### What you should do
Please edit the material from its first line through the line containing "Bar — [494, 264, 498, 267]", changing "nigiri" to "sashimi" and leaving everything else unchanged. Return only those lines.

### Supplied entries
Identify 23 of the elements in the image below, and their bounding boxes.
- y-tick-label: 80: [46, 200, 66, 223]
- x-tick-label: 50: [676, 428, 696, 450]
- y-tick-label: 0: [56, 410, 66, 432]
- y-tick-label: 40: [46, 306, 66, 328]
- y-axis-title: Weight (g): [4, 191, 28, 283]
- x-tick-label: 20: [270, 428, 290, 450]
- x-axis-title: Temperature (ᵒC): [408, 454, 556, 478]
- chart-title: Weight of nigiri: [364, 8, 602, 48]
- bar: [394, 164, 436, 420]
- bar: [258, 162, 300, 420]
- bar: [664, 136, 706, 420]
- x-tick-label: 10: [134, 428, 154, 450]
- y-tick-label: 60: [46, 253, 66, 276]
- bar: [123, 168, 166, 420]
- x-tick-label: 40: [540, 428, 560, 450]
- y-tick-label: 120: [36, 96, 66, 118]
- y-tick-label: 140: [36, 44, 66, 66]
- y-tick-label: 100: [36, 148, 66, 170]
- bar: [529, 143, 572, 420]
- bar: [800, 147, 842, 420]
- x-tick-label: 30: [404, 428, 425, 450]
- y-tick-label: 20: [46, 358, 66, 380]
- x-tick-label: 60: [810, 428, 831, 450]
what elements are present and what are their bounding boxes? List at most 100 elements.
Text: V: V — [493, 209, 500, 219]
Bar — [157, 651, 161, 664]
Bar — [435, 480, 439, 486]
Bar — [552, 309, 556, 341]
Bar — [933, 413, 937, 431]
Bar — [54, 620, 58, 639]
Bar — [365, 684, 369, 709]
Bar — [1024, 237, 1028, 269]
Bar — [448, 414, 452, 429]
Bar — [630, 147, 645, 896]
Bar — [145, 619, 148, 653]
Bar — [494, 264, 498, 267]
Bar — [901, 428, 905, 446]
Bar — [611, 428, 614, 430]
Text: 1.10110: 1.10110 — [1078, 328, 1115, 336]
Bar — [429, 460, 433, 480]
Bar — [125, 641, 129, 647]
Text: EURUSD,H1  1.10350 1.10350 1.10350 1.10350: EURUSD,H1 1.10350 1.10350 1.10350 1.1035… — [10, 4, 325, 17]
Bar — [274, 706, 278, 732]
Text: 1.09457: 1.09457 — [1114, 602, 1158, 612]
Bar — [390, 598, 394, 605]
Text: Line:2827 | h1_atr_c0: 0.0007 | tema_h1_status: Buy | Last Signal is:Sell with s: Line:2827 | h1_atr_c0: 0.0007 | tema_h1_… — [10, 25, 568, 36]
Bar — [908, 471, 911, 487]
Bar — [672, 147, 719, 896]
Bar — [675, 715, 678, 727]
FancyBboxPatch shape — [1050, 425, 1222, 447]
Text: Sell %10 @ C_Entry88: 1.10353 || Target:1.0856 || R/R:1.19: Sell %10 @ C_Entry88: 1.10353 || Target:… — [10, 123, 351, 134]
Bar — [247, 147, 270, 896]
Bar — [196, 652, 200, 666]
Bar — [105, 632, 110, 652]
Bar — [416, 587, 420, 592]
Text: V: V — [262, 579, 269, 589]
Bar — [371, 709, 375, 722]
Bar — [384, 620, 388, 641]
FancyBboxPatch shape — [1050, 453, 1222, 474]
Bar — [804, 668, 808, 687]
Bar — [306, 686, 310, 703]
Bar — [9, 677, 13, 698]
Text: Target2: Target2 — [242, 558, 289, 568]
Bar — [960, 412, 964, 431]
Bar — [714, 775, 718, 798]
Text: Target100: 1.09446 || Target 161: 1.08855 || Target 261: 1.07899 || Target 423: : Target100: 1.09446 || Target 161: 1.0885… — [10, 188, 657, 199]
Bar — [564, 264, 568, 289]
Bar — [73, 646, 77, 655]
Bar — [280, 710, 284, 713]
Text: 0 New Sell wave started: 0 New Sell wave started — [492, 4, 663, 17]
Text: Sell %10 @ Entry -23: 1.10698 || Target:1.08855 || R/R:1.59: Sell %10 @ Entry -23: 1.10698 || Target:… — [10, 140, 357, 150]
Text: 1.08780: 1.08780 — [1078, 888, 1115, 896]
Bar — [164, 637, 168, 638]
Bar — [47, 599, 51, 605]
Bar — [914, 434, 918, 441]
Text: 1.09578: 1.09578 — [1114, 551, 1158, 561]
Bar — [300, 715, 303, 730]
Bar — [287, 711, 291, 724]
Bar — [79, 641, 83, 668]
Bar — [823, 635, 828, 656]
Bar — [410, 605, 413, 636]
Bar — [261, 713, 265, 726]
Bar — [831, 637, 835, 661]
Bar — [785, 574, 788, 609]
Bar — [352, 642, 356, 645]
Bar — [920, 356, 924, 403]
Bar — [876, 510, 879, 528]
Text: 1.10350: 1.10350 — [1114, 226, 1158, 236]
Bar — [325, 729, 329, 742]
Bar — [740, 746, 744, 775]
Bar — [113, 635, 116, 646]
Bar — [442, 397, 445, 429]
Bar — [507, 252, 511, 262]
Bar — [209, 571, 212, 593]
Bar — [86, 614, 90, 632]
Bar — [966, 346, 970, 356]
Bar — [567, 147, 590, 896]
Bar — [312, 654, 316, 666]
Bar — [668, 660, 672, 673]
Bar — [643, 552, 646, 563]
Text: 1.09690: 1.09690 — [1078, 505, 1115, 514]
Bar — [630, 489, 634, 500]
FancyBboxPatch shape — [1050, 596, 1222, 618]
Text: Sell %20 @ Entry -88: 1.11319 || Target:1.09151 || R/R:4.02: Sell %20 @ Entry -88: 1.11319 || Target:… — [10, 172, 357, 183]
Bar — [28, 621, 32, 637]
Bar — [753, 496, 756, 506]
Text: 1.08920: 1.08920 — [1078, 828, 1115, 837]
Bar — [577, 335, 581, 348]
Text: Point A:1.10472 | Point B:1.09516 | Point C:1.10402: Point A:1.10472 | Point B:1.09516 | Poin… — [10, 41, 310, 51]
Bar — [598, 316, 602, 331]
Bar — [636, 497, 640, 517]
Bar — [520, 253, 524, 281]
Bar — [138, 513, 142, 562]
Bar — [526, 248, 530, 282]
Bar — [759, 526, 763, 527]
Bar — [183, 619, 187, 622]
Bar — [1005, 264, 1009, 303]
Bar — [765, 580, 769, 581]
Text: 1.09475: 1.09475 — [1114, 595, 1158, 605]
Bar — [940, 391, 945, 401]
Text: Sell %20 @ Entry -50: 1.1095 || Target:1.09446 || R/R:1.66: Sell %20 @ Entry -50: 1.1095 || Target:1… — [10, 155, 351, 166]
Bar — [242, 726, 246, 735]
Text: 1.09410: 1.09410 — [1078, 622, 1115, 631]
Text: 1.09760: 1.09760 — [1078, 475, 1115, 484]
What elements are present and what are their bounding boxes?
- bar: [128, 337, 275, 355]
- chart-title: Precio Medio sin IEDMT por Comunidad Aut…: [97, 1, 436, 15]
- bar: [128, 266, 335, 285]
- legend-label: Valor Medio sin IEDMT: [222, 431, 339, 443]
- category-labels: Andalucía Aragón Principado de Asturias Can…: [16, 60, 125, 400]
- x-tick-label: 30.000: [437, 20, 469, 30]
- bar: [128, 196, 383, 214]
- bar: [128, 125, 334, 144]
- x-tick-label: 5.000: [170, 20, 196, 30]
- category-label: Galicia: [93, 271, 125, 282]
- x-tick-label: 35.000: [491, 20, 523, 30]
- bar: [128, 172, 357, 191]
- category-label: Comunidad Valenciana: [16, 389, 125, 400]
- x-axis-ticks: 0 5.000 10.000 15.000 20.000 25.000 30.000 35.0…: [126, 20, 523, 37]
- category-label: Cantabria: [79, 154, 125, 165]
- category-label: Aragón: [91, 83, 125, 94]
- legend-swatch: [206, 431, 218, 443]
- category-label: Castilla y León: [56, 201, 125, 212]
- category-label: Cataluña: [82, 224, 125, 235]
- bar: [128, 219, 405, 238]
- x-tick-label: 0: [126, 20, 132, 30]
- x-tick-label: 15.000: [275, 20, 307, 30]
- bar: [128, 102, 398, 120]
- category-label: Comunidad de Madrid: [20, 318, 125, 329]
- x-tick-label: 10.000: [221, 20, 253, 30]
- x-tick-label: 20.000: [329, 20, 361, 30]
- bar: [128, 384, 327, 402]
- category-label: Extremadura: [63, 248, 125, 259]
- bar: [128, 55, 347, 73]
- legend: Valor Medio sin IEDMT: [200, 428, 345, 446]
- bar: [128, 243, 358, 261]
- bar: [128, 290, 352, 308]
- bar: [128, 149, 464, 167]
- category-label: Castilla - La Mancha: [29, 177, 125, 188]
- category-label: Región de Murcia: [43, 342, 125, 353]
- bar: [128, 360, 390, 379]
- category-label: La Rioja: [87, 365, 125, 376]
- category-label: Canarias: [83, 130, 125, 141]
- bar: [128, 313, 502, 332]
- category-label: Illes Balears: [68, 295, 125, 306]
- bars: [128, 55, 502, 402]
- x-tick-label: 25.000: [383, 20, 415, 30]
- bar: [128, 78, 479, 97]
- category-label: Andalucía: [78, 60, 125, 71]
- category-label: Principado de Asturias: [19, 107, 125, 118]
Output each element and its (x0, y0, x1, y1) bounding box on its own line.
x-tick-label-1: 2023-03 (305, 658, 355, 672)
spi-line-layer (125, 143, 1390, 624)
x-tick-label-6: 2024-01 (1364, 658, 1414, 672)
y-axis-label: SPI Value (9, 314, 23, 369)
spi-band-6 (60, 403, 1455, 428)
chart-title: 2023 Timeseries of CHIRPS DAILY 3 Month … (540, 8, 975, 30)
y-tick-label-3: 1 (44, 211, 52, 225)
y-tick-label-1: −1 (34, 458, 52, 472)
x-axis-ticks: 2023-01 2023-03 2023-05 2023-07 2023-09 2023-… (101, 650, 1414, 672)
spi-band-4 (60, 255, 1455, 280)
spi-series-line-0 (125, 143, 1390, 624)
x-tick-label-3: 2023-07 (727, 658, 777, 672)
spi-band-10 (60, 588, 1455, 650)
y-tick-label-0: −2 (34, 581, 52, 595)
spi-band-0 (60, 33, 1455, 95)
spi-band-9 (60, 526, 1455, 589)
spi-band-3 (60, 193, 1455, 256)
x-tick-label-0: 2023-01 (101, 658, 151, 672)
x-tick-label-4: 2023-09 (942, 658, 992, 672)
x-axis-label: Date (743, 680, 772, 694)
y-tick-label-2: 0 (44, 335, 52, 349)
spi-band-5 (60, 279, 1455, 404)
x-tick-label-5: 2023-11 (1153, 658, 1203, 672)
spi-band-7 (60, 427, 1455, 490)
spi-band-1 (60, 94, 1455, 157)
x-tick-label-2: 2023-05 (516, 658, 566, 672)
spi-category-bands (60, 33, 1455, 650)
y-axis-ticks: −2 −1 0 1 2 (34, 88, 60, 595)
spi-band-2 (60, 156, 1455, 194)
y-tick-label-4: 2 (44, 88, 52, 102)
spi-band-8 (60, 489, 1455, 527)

### Solution
Identify 23 of the elements in the image below, and their bounding boxes.
- y-tick-label: 80: [46, 200, 66, 223]
- x-tick-label: 50: [676, 428, 696, 450]
- y-tick-label: 0: [56, 410, 66, 432]
- y-tick-label: 40: [46, 306, 66, 328]
- y-axis-title: Weight (g): [4, 191, 28, 283]
- x-tick-label: 20: [270, 428, 290, 450]
- x-axis-title: Temperature (ᵒC): [408, 454, 556, 478]
- chart-title: Weight of sashimi: [364, 8, 602, 48]
- bar: [394, 164, 436, 420]
- bar: [258, 162, 300, 420]
- bar: [664, 136, 706, 420]
- x-tick-label: 10: [134, 428, 154, 450]
- y-tick-label: 60: [46, 253, 66, 276]
- bar: [123, 168, 166, 420]
- x-tick-label: 40: [540, 428, 560, 450]
- y-tick-label: 120: [36, 96, 66, 118]
- y-tick-label: 140: [36, 44, 66, 66]
- y-tick-label: 100: [36, 148, 66, 170]
- bar: [529, 143, 572, 420]
- bar: [800, 147, 842, 420]
- x-tick-label: 30: [404, 428, 425, 450]
- y-tick-label: 20: [46, 358, 66, 380]
- x-tick-label: 60: [810, 428, 831, 450]
what elements are present and what are their bounding boxes? List at most 100 elements.
Text: V: V — [493, 209, 500, 219]
Bar — [157, 651, 161, 664]
Bar — [435, 480, 439, 486]
Bar — [552, 309, 556, 341]
Bar — [933, 413, 937, 431]
Bar — [54, 620, 58, 639]
Bar — [365, 684, 369, 709]
Bar — [1024, 237, 1028, 269]
Bar — [448, 414, 452, 429]
Bar — [630, 147, 645, 896]
Bar — [145, 619, 148, 653]
Bar — [494, 264, 498, 267]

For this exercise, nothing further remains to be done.